## [Required work]
Show all lines holding the string "this".

[Extracted data entries]
==========
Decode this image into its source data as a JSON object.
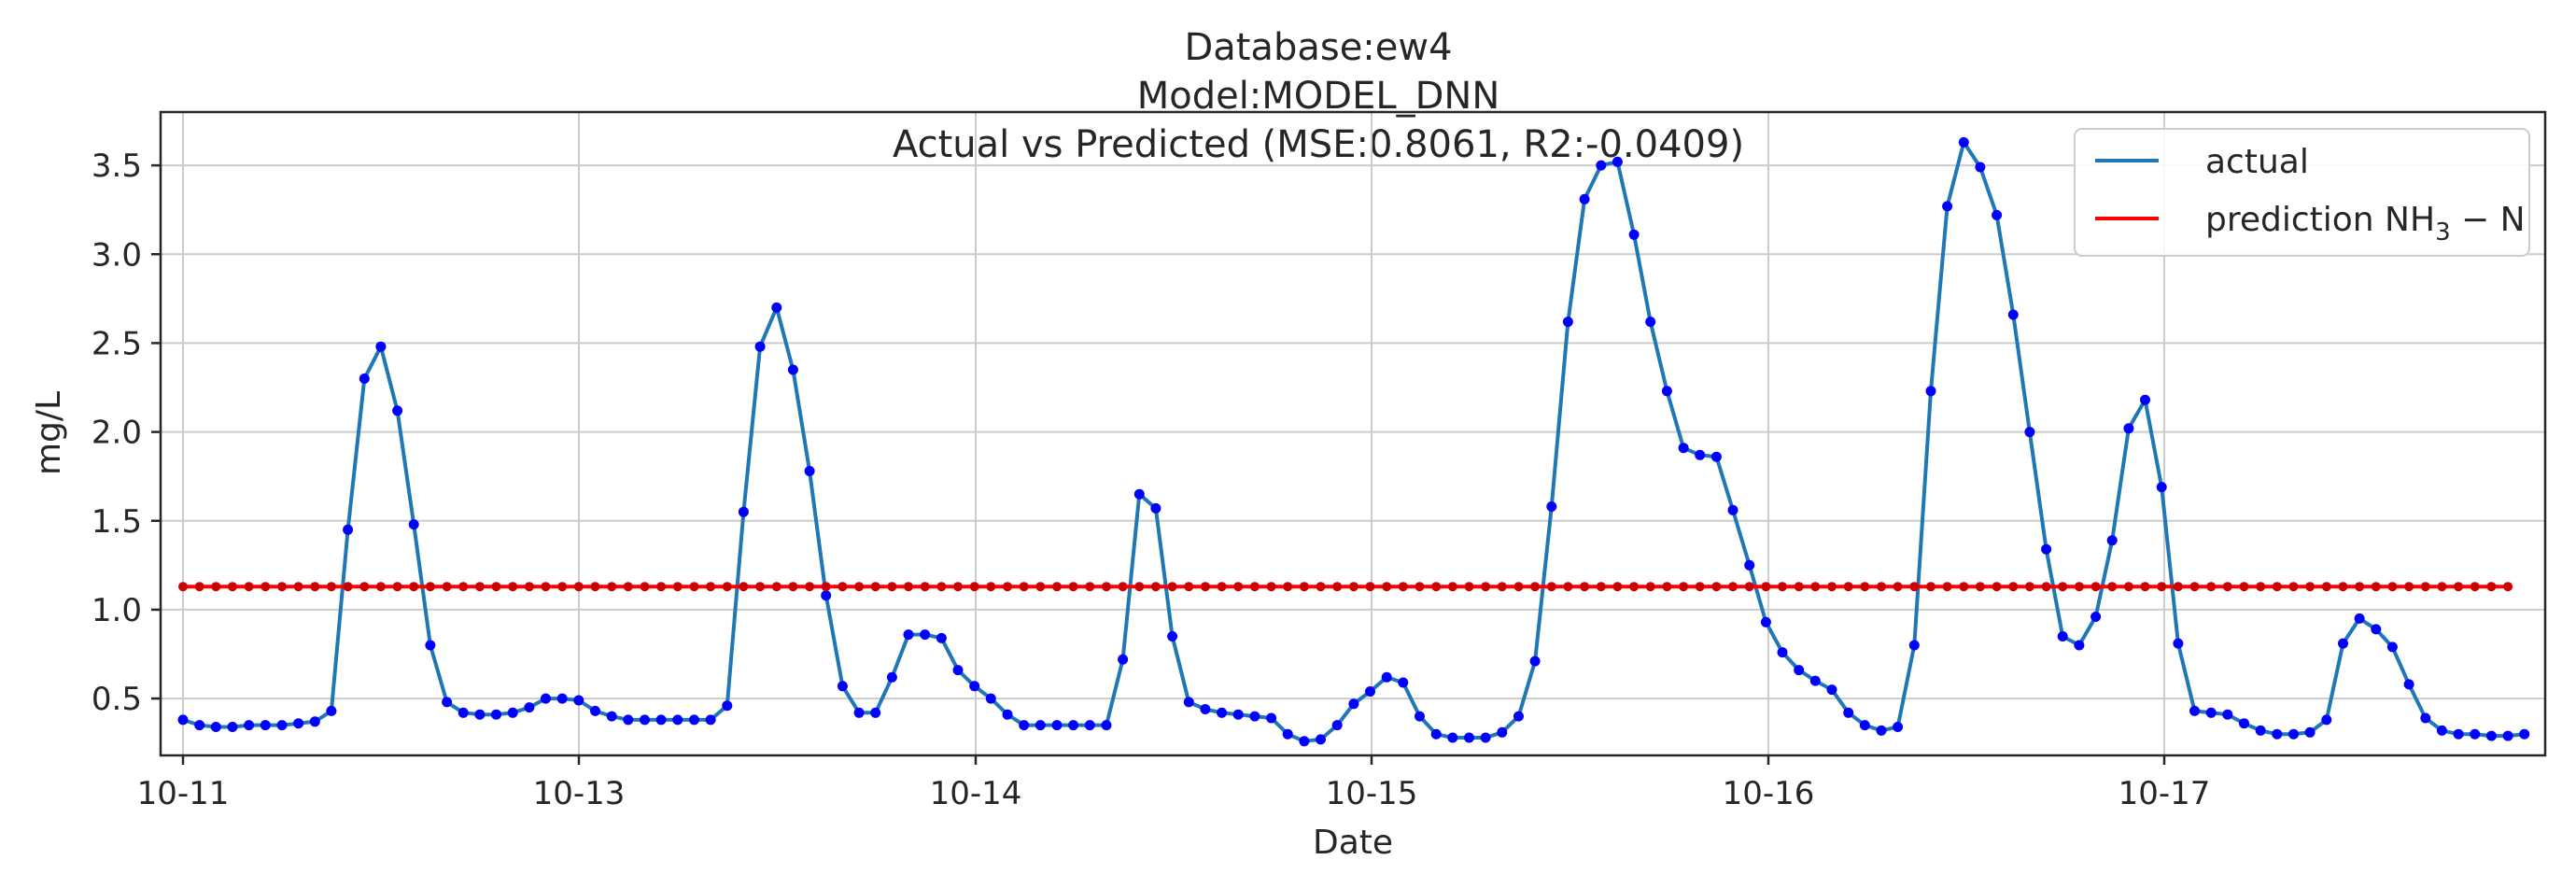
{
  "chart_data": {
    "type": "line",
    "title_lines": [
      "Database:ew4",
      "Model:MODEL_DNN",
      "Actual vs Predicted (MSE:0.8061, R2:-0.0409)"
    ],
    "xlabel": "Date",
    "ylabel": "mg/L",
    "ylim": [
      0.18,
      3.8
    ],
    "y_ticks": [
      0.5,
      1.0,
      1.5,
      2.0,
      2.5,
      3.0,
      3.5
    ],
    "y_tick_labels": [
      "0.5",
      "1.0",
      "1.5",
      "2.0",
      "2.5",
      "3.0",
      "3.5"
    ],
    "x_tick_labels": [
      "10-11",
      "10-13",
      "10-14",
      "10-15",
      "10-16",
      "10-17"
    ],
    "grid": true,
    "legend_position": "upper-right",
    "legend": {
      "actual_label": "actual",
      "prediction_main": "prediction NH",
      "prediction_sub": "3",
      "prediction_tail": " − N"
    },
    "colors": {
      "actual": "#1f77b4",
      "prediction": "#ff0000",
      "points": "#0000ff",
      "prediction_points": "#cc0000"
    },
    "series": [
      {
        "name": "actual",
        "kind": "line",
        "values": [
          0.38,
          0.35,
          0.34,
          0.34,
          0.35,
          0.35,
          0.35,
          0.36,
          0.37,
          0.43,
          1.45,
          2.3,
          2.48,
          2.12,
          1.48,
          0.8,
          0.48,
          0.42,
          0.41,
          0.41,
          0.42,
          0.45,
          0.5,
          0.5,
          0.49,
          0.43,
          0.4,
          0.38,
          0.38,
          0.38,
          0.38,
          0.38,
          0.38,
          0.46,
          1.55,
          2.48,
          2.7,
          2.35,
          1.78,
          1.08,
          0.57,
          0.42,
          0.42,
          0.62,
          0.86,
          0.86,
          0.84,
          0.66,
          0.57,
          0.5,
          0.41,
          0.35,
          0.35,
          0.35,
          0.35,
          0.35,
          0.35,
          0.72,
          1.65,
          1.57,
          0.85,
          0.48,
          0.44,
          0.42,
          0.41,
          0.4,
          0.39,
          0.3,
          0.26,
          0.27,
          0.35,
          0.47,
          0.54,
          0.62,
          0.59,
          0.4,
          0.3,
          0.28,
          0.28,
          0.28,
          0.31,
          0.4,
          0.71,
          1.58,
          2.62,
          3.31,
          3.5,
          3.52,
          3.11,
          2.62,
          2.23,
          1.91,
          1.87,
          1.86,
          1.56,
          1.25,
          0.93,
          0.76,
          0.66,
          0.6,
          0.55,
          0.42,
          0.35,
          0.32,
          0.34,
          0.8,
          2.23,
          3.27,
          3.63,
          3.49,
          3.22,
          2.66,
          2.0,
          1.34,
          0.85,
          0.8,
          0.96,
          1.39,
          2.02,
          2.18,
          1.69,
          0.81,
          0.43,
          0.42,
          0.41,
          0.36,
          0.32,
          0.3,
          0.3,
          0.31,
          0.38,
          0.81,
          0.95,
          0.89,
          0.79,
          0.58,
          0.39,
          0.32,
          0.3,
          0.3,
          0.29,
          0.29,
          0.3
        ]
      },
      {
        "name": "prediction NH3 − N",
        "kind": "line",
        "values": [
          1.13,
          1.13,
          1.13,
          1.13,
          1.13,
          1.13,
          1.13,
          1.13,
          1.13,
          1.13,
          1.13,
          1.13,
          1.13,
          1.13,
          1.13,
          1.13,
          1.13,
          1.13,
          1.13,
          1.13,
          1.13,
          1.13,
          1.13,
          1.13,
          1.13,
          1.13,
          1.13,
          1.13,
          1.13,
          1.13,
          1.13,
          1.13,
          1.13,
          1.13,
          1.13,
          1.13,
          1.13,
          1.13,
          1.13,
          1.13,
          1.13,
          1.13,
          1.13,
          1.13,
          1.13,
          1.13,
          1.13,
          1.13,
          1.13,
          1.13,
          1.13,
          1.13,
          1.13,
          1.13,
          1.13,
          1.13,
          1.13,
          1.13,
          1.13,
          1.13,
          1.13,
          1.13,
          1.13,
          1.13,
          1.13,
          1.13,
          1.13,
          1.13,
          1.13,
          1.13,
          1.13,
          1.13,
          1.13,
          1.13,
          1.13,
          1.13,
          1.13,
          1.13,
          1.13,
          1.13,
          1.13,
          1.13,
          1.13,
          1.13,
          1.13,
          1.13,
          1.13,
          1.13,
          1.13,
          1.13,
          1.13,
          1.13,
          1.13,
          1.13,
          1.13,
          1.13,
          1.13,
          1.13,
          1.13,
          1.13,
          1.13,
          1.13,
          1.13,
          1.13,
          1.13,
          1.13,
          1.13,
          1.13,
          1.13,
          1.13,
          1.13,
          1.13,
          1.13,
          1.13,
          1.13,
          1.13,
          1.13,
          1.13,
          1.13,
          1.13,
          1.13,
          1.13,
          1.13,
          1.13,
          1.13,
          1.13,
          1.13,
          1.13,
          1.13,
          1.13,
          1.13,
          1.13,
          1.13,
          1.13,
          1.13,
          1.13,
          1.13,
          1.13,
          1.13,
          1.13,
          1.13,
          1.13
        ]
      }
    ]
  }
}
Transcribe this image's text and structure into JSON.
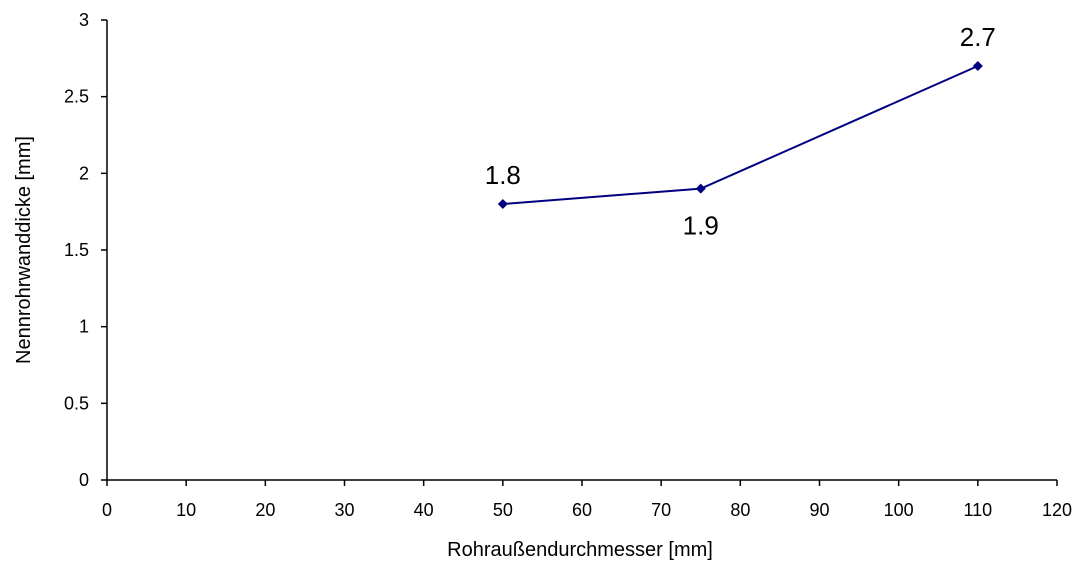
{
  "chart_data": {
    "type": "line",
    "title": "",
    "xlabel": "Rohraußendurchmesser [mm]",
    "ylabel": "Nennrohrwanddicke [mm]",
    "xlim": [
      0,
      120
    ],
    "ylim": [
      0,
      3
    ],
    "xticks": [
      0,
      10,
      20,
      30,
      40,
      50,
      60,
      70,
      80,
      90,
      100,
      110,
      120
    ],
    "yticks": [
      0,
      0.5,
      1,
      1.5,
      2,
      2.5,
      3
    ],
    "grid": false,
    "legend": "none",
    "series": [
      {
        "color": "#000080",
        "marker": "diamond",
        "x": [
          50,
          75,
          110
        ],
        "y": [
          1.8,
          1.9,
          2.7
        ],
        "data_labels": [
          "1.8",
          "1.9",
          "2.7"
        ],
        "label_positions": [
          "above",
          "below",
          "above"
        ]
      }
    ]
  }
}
==========
## [Answer below]
Decode this image into its source data as a JSON object.
Transcribe this image's text and structure into JSON.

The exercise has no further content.